> PROBLEM DETAILS:
Tally the lines that hold the word "hour" and reply with that figure only.

──────── DATA EXCERPTS ────────

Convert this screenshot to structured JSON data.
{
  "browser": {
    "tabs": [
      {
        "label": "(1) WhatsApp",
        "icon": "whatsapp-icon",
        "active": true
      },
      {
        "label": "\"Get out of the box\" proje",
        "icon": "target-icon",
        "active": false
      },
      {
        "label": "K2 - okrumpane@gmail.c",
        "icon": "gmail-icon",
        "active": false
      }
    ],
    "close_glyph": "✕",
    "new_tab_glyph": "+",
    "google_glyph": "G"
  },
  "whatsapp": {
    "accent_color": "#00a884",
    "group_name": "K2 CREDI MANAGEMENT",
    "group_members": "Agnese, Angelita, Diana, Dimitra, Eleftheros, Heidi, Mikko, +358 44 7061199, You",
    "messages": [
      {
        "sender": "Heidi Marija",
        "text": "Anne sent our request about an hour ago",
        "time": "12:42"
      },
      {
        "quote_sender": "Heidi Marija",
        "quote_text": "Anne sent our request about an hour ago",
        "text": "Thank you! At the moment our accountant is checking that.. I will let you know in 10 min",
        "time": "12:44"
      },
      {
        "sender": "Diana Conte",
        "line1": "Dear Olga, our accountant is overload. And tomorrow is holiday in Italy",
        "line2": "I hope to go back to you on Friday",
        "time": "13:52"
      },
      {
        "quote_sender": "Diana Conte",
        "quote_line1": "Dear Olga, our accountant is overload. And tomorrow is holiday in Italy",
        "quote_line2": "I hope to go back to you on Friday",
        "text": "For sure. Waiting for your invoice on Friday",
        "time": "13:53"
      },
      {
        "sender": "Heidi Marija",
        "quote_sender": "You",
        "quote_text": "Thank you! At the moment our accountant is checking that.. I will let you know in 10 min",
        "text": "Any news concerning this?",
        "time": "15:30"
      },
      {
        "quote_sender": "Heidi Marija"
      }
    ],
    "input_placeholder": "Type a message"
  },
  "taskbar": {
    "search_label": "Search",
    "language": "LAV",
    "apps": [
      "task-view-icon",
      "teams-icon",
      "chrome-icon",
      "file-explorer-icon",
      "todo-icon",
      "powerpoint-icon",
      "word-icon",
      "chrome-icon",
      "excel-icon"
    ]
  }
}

────────

> EXERCISE RESPONSE:
2